§ **What the task requires**: Gather from the listing below each line that includes the word "Copyright", and copy it.

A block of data
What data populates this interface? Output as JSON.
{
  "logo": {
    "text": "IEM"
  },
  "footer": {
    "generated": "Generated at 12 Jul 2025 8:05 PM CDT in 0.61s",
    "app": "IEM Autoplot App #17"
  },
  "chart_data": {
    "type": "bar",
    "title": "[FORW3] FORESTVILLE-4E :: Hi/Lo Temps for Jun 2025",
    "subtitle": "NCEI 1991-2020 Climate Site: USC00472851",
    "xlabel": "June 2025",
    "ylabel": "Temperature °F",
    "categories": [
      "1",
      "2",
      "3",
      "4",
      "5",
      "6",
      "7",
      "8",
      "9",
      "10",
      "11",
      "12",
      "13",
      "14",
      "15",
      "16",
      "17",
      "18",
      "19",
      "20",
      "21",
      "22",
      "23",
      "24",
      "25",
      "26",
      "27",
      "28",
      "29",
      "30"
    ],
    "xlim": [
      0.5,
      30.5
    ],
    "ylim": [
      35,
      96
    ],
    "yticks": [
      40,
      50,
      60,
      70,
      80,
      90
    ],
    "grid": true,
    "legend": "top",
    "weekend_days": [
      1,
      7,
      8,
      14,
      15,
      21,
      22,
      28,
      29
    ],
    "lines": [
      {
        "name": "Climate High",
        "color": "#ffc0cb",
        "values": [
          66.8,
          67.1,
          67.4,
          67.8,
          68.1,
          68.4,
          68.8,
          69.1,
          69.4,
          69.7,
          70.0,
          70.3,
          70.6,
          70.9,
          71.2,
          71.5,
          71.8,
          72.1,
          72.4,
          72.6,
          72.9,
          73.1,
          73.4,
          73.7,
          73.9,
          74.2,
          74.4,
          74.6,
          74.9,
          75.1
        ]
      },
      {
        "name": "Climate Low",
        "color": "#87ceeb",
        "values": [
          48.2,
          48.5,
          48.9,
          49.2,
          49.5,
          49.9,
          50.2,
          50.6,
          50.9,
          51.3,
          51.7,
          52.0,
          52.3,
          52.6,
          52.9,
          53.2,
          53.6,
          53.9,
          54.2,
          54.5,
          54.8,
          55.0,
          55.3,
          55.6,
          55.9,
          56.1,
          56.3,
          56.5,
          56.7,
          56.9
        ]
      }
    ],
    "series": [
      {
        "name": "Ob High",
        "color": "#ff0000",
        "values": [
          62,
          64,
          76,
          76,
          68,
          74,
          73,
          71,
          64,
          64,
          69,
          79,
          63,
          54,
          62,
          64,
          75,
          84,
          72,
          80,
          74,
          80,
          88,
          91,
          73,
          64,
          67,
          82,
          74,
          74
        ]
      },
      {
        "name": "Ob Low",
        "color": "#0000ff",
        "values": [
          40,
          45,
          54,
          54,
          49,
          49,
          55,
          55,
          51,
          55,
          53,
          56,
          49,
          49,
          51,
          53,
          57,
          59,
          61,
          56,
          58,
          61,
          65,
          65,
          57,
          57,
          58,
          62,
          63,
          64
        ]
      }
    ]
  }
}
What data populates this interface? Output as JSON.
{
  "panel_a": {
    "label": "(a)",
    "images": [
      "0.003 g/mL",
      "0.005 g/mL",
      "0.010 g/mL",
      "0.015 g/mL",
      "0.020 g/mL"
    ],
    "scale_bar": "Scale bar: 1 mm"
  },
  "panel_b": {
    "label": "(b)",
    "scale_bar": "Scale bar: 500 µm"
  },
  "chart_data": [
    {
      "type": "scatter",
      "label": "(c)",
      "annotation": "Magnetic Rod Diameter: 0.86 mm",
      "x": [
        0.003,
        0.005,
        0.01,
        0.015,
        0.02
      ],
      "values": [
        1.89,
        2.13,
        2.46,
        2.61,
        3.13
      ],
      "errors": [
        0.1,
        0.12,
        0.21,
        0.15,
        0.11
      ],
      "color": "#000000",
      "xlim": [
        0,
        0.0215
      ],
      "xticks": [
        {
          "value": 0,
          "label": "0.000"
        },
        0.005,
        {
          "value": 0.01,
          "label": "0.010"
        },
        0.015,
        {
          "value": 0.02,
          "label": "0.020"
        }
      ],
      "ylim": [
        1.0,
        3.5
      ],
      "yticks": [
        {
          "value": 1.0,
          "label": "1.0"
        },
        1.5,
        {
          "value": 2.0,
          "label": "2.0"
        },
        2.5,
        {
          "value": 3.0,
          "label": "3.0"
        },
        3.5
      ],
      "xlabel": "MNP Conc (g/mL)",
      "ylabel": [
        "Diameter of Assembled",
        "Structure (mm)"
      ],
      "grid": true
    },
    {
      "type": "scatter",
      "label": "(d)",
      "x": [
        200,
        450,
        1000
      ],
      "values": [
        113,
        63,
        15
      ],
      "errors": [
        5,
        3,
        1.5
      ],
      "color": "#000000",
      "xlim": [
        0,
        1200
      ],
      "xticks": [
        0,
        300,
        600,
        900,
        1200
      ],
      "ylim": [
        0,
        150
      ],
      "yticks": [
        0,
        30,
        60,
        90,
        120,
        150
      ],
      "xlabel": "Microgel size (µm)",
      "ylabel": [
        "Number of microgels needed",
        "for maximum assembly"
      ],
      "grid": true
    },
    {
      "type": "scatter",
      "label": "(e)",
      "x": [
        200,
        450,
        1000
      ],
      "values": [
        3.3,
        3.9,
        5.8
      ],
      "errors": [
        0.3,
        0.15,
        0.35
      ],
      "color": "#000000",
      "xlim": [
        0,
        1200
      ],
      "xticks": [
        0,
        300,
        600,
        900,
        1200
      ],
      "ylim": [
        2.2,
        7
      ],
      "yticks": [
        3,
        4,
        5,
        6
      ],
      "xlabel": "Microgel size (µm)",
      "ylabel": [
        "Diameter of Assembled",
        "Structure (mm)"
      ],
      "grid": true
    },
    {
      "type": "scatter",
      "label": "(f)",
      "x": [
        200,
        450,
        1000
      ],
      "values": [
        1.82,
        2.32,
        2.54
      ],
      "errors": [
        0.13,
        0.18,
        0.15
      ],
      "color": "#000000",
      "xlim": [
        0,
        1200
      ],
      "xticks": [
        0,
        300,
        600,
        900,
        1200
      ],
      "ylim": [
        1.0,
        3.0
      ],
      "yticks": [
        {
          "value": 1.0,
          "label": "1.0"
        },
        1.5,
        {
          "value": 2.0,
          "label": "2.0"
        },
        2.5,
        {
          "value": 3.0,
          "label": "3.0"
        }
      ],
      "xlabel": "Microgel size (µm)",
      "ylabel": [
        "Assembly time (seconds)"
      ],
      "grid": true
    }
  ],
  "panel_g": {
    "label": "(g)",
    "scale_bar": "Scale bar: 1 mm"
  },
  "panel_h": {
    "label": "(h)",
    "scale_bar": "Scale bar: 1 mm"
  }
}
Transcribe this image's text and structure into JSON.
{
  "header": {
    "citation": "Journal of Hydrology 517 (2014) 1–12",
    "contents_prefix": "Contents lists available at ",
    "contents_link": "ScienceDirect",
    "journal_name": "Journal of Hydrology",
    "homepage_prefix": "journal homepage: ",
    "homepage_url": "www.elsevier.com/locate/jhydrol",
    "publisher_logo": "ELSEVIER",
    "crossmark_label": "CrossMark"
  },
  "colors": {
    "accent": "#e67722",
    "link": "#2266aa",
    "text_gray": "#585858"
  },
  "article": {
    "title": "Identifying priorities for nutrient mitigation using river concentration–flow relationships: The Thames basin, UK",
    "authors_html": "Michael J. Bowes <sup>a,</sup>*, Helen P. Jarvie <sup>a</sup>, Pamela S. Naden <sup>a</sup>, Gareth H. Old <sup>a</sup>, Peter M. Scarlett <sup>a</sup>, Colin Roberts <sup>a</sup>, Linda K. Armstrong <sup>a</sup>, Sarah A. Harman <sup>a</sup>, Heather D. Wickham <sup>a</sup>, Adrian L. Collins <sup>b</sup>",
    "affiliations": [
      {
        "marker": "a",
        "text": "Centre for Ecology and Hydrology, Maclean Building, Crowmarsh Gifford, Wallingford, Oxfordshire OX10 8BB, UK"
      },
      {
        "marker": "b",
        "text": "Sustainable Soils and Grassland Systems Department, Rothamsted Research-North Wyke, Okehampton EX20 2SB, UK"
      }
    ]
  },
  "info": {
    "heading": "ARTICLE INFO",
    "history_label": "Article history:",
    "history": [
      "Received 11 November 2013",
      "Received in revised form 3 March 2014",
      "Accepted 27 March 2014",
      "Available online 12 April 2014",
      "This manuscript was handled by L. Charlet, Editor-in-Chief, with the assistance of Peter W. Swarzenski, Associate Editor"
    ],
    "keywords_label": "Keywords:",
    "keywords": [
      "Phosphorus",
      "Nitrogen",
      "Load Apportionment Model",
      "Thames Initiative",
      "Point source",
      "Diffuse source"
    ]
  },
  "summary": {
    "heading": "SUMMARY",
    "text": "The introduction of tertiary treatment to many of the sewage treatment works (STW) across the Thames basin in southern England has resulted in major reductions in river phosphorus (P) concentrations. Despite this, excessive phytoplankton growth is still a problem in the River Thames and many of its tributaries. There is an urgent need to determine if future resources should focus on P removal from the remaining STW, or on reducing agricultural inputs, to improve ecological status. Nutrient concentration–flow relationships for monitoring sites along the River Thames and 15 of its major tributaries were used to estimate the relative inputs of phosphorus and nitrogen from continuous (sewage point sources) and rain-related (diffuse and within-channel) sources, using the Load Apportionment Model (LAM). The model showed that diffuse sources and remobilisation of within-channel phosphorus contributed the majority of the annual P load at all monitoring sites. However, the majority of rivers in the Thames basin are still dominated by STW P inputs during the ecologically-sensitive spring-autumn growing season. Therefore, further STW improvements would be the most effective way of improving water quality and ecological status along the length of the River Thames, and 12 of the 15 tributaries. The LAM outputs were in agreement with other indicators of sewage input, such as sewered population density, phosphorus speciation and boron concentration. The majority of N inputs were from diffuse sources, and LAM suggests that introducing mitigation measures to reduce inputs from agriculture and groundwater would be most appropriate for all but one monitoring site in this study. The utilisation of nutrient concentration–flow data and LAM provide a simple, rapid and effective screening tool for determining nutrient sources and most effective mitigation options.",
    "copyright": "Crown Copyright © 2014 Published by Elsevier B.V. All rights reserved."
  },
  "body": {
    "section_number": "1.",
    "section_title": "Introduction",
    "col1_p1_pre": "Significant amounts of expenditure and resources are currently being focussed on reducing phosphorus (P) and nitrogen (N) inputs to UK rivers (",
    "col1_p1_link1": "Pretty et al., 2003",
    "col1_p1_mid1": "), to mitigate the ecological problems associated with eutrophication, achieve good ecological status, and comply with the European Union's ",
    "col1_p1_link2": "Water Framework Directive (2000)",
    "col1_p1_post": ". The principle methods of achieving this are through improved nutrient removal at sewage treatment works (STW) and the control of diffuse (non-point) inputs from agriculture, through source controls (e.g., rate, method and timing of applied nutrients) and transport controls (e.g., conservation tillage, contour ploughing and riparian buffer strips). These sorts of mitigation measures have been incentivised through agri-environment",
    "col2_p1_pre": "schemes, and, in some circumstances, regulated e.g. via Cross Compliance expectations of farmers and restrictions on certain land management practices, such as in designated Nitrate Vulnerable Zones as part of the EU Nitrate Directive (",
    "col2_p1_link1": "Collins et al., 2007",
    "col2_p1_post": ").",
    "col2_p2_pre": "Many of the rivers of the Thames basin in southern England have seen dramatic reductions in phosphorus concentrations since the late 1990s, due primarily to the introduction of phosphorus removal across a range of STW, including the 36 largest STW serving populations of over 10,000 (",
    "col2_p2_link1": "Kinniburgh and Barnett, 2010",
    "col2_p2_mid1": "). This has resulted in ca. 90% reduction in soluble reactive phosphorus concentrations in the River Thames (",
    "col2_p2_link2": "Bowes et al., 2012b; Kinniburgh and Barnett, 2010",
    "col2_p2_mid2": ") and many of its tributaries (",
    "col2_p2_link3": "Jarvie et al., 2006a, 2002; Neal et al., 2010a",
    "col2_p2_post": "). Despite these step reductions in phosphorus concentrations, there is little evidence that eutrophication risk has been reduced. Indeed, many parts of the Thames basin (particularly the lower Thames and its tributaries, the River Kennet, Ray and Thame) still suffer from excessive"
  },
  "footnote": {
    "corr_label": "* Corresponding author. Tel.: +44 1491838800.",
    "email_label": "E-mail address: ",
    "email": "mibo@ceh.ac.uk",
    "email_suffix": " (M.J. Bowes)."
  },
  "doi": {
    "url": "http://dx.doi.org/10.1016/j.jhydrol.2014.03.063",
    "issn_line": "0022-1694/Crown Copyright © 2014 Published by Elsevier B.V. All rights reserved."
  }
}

§ **Solution to this task**:
    "copyright": "Crown Copyright © 2014 Published by Elsevier B.V. All rights reserved."
    "issn_line": "0022-1694/Crown Copyright © 2014 Published by Elsevier B.V. All rights reserved."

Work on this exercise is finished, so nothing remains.